◆ Set problem: Locate the lines of the listing below that hold "pâte", then copy each of them.

[BEGIN Data records]

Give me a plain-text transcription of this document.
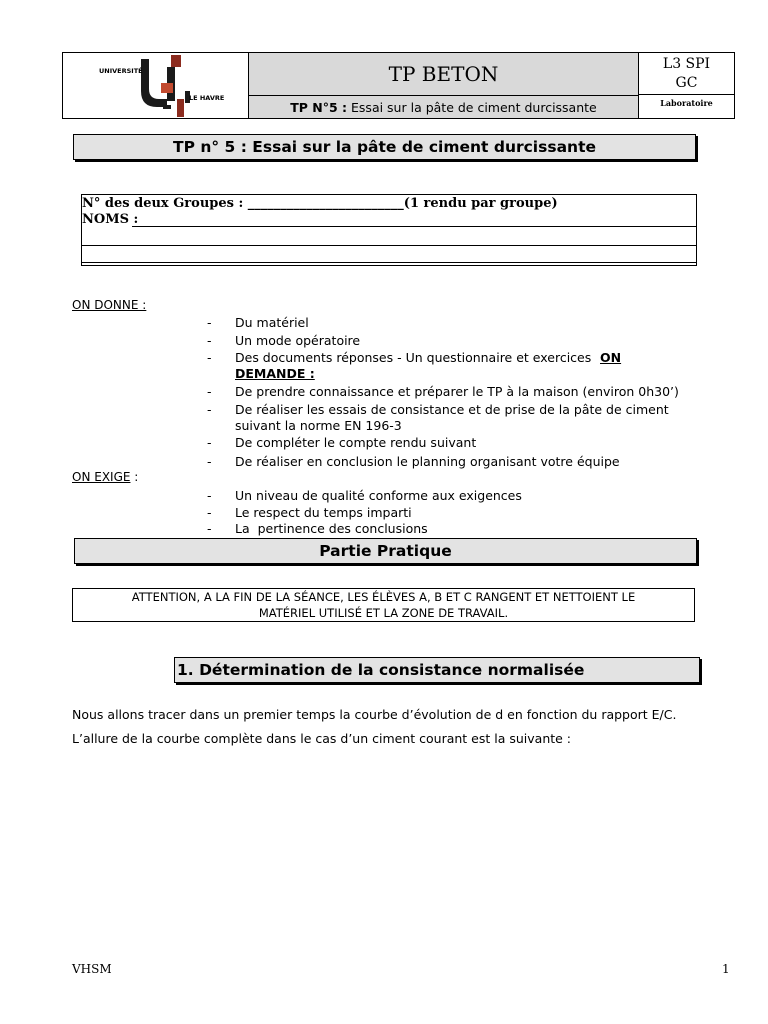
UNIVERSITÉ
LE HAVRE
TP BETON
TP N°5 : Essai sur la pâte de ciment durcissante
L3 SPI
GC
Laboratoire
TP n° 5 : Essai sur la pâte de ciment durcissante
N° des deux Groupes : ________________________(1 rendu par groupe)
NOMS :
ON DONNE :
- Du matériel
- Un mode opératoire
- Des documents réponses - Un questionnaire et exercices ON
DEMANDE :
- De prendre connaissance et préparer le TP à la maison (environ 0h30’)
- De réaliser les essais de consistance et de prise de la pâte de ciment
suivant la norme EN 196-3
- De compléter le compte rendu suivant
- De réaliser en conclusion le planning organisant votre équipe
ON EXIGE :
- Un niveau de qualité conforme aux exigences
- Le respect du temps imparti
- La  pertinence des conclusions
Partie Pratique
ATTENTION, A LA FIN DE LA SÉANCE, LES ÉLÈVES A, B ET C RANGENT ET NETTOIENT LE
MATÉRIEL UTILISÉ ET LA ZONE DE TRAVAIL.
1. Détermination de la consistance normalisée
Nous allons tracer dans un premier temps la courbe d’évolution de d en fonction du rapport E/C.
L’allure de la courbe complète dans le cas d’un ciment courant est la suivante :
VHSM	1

[END Data records]
[BEGIN Data records]

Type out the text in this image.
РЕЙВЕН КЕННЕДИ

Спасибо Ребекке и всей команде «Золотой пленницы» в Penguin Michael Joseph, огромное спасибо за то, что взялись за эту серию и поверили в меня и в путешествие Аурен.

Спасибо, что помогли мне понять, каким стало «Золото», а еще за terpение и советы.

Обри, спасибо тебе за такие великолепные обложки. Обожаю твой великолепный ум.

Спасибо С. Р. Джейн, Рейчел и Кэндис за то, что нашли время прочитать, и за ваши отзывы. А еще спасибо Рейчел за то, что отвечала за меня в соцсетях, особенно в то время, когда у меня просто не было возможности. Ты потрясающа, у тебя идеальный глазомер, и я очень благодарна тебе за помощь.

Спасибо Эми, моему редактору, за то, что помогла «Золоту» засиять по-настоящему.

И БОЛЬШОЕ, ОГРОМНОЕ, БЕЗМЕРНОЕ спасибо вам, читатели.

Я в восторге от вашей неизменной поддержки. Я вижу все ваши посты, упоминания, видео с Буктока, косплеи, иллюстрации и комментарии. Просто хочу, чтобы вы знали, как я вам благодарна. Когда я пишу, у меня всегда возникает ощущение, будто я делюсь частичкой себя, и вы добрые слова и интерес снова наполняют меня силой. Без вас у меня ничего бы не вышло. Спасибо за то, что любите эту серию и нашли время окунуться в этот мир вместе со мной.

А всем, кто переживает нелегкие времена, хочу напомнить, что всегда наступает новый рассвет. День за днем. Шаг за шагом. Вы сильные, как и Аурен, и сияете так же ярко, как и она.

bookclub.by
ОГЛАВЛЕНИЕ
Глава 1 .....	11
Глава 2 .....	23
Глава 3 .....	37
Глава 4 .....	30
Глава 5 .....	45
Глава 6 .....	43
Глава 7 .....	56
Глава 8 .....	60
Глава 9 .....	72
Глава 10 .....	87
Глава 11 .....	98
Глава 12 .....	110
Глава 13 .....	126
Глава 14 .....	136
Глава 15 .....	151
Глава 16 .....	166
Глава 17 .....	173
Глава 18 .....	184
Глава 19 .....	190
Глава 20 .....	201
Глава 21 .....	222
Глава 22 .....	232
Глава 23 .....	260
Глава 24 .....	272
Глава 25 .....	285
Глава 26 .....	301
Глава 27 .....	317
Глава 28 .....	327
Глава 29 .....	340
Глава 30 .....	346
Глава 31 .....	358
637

[END Data records]
[BEGIN Data records]

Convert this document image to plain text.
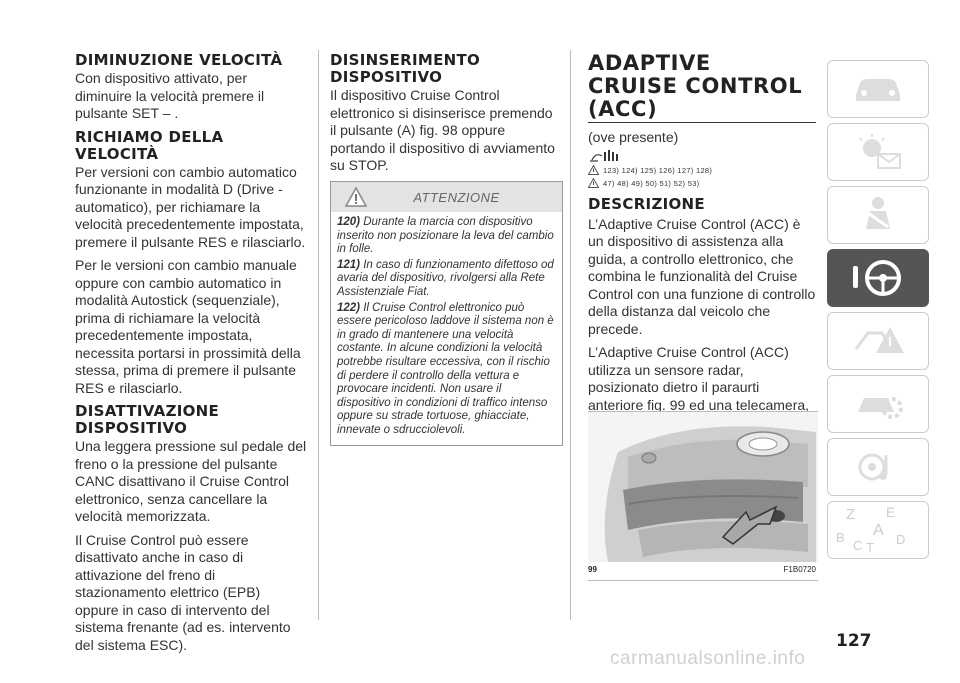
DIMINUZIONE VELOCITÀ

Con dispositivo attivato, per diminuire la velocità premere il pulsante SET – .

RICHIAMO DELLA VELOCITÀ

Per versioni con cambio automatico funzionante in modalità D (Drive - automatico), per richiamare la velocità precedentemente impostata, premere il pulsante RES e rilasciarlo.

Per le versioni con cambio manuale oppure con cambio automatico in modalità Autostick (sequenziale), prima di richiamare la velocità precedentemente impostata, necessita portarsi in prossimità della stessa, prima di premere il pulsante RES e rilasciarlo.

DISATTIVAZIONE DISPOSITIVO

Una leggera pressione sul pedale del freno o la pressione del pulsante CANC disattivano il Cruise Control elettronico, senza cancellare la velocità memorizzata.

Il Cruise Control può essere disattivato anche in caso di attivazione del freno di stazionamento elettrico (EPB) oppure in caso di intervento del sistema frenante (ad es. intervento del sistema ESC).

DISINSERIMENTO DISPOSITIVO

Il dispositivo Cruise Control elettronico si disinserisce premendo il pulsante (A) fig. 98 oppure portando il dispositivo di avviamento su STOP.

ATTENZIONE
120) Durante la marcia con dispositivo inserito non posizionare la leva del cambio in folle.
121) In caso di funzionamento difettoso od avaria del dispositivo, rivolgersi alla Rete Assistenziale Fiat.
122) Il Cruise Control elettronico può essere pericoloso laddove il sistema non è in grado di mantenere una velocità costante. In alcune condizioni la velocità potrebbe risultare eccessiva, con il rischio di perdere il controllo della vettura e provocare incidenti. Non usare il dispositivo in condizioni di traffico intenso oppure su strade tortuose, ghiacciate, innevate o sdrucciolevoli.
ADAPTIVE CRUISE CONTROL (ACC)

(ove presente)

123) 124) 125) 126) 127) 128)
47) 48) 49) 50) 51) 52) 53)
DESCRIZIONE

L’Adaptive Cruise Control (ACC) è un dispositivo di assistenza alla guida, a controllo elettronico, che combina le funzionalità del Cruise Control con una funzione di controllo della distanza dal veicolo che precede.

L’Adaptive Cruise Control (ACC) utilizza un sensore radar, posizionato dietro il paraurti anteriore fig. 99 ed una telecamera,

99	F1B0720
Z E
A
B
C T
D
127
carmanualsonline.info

[END Data records]

◆ Answer in full:
TP N°5 : Essai sur la pâte de ciment durcissante
TP n° 5 : Essai sur la pâte de ciment durcissante
- De réaliser les essais de consistance et de prise de la pâte de ciment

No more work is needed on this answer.